### What you will do
Your task is to copy the material exactly.

### Records for the exercise
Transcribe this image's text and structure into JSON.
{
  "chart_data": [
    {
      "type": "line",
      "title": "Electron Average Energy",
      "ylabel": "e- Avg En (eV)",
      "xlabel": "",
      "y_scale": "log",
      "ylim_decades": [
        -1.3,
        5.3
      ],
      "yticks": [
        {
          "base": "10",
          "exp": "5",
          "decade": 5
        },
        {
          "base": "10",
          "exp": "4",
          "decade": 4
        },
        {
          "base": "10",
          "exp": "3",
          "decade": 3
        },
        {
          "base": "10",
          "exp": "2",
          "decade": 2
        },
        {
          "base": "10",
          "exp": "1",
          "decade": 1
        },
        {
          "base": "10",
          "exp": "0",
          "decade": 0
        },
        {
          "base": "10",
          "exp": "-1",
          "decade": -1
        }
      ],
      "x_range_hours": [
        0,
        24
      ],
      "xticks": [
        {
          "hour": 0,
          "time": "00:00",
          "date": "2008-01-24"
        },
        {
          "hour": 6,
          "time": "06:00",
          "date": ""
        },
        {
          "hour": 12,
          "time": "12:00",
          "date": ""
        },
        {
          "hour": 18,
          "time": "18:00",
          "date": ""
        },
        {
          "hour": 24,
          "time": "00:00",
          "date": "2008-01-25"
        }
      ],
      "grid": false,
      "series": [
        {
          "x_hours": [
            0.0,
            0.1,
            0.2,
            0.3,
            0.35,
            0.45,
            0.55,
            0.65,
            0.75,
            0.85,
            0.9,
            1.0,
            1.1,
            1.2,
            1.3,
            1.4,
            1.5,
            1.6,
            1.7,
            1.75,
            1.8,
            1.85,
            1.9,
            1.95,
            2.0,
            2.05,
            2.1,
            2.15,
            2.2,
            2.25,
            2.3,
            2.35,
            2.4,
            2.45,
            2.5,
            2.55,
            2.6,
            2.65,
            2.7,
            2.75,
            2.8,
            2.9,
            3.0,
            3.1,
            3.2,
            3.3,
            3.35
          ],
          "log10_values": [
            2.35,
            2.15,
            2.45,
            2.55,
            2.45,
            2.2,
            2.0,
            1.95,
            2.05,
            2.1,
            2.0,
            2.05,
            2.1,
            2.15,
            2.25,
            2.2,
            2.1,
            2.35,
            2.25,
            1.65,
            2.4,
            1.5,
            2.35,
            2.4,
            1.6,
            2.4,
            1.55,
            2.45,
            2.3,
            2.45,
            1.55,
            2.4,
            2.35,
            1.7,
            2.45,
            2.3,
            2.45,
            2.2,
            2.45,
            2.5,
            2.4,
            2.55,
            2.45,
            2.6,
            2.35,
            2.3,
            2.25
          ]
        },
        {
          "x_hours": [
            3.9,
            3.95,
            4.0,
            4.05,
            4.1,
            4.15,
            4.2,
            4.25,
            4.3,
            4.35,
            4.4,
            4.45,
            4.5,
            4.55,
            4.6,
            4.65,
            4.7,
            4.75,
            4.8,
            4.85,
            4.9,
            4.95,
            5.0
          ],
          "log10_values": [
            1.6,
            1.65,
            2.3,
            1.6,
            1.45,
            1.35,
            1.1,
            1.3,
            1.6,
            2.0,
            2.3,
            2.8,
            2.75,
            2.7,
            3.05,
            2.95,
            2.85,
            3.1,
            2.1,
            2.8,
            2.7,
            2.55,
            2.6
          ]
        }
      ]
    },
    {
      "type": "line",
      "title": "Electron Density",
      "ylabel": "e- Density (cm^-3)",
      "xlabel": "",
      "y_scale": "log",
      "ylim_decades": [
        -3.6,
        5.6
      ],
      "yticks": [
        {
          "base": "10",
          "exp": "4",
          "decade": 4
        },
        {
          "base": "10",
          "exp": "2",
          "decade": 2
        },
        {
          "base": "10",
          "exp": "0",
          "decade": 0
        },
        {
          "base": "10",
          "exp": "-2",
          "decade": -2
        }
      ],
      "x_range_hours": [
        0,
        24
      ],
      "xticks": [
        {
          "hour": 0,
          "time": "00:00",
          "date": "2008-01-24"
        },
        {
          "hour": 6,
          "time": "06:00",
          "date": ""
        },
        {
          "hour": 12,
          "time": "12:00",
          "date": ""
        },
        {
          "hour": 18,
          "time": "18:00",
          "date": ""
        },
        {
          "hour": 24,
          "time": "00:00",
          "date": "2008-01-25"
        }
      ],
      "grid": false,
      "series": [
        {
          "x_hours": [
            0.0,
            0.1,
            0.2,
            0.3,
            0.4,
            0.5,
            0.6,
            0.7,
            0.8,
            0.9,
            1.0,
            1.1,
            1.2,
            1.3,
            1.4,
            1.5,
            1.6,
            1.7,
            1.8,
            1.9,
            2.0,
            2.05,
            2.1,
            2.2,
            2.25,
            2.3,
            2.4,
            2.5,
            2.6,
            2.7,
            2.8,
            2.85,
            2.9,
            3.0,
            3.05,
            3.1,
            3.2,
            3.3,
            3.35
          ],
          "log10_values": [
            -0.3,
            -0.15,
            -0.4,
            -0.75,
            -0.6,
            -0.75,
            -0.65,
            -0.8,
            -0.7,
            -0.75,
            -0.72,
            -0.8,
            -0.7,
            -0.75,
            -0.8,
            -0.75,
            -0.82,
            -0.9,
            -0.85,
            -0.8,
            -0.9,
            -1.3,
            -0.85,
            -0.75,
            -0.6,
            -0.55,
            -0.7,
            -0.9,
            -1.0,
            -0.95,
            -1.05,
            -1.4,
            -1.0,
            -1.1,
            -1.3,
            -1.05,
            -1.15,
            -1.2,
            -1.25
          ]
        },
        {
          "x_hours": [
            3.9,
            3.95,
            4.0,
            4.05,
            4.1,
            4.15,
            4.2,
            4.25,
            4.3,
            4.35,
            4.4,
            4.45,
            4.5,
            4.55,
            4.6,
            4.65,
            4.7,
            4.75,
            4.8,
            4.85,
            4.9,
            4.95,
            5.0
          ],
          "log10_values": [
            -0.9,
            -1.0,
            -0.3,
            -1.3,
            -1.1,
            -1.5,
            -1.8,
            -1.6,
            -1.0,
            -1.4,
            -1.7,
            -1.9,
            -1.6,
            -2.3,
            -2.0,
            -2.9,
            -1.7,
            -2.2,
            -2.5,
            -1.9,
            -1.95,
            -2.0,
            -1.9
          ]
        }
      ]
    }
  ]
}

### Result of the task
Transcribe this image's text and structure into JSON.
{
  "chart_data": [
    {
      "type": "line",
      "title": "Electron Average Energy",
      "ylabel": "e- Avg En (eV)",
      "xlabel": "",
      "y_scale": "log",
      "ylim_decades": [
        -1.3,
        5.3
      ],
      "yticks": [
        {
          "base": "10",
          "exp": "5",
          "decade": 5
        },
        {
          "base": "10",
          "exp": "4",
          "decade": 4
        },
        {
          "base": "10",
          "exp": "3",
          "decade": 3
        },
        {
          "base": "10",
          "exp": "2",
          "decade": 2
        },
        {
          "base": "10",
          "exp": "1",
          "decade": 1
        },
        {
          "base": "10",
          "exp": "0",
          "decade": 0
        },
        {
          "base": "10",
          "exp": "-1",
          "decade": -1
        }
      ],
      "x_range_hours": [
        0,
        24
      ],
      "xticks": [
        {
          "hour": 0,
          "time": "00:00",
          "date": "2008-01-24"
        },
        {
          "hour": 6,
          "time": "06:00",
          "date": ""
        },
        {
          "hour": 12,
          "time": "12:00",
          "date": ""
        },
        {
          "hour": 18,
          "time": "18:00",
          "date": ""
        },
        {
          "hour": 24,
          "time": "00:00",
          "date": "2008-01-25"
        }
      ],
      "grid": false,
      "series": [
        {
          "x_hours": [
            0.0,
            0.1,
            0.2,
            0.3,
            0.35,
            0.45,
            0.55,
            0.65,
            0.75,
            0.85,
            0.9,
            1.0,
            1.1,
            1.2,
            1.3,
            1.4,
            1.5,
            1.6,
            1.7,
            1.75,
            1.8,
            1.85,
            1.9,
            1.95,
            2.0,
            2.05,
            2.1,
            2.15,
            2.2,
            2.25,
            2.3,
            2.35,
            2.4,
            2.45,
            2.5,
            2.55,
            2.6,
            2.65,
            2.7,
            2.75,
            2.8,
            2.9,
            3.0,
            3.1,
            3.2,
            3.3,
            3.35
          ],
          "log10_values": [
            2.35,
            2.15,
            2.45,
            2.55,
            2.45,
            2.2,
            2.0,
            1.95,
            2.05,
            2.1,
            2.0,
            2.05,
            2.1,
            2.15,
            2.25,
            2.2,
            2.1,
            2.35,
            2.25,
            1.65,
            2.4,
            1.5,
            2.35,
            2.4,
            1.6,
            2.4,
            1.55,
            2.45,
            2.3,
            2.45,
            1.55,
            2.4,
            2.35,
            1.7,
            2.45,
            2.3,
            2.45,
            2.2,
            2.45,
            2.5,
            2.4,
            2.55,
            2.45,
            2.6,
            2.35,
            2.3,
            2.25
          ]
        },
        {
          "x_hours": [
            3.9,
            3.95,
            4.0,
            4.05,
            4.1,
            4.15,
            4.2,
            4.25,
            4.3,
            4.35,
            4.4,
            4.45,
            4.5,
            4.55,
            4.6,
            4.65,
            4.7,
            4.75,
            4.8,
            4.85,
            4.9,
            4.95,
            5.0
          ],
          "log10_values": [
            1.6,
            1.65,
            2.3,
            1.6,
            1.45,
            1.35,
            1.1,
            1.3,
            1.6,
            2.0,
            2.3,
            2.8,
            2.75,
            2.7,
            3.05,
            2.95,
            2.85,
            3.1,
            2.1,
            2.8,
            2.7,
            2.55,
            2.6
          ]
        }
      ]
    },
    {
      "type": "line",
      "title": "Electron Density",
      "ylabel": "e- Density (cm^-3)",
      "xlabel": "",
      "y_scale": "log",
      "ylim_decades": [
        -3.6,
        5.6
      ],
      "yticks": [
        {
          "base": "10",
          "exp": "4",
          "decade": 4
        },
        {
          "base": "10",
          "exp": "2",
          "decade": 2
        },
        {
          "base": "10",
          "exp": "0",
          "decade": 0
        },
        {
          "base": "10",
          "exp": "-2",
          "decade": -2
        }
      ],
      "x_range_hours": [
        0,
        24
      ],
      "xticks": [
        {
          "hour": 0,
          "time": "00:00",
          "date": "2008-01-24"
        },
        {
          "hour": 6,
          "time": "06:00",
          "date": ""
        },
        {
          "hour": 12,
          "time": "12:00",
          "date": ""
        },
        {
          "hour": 18,
          "time": "18:00",
          "date": ""
        },
        {
          "hour": 24,
          "time": "00:00",
          "date": "2008-01-25"
        }
      ],
      "grid": false,
      "series": [
        {
          "x_hours": [
            0.0,
            0.1,
            0.2,
            0.3,
            0.4,
            0.5,
            0.6,
            0.7,
            0.8,
            0.9,
            1.0,
            1.1,
            1.2,
            1.3,
            1.4,
            1.5,
            1.6,
            1.7,
            1.8,
            1.9,
            2.0,
            2.05,
            2.1,
            2.2,
            2.25,
            2.3,
            2.4,
            2.5,
            2.6,
            2.7,
            2.8,
            2.85,
            2.9,
            3.0,
            3.05,
            3.1,
            3.2,
            3.3,
            3.35
          ],
          "log10_values": [
            -0.3,
            -0.15,
            -0.4,
            -0.75,
            -0.6,
            -0.75,
            -0.65,
            -0.8,
            -0.7,
            -0.75,
            -0.72,
            -0.8,
            -0.7,
            -0.75,
            -0.8,
            -0.75,
            -0.82,
            -0.9,
            -0.85,
            -0.8,
            -0.9,
            -1.3,
            -0.85,
            -0.75,
            -0.6,
            -0.55,
            -0.7,
            -0.9,
            -1.0,
            -0.95,
            -1.05,
            -1.4,
            -1.0,
            -1.1,
            -1.3,
            -1.05,
            -1.15,
            -1.2,
            -1.25
          ]
        },
        {
          "x_hours": [
            3.9,
            3.95,
            4.0,
            4.05,
            4.1,
            4.15,
            4.2,
            4.25,
            4.3,
            4.35,
            4.4,
            4.45,
            4.5,
            4.55,
            4.6,
            4.65,
            4.7,
            4.75,
            4.8,
            4.85,
            4.9,
            4.95,
            5.0
          ],
          "log10_values": [
            -0.9,
            -1.0,
            -0.3,
            -1.3,
            -1.1,
            -1.5,
            -1.8,
            -1.6,
            -1.0,
            -1.4,
            -1.7,
            -1.9,
            -1.6,
            -2.3,
            -2.0,
            -2.9,
            -1.7,
            -2.2,
            -2.5,
            -1.9,
            -1.95,
            -2.0,
            -1.9
          ]
        }
      ]
    }
  ]
}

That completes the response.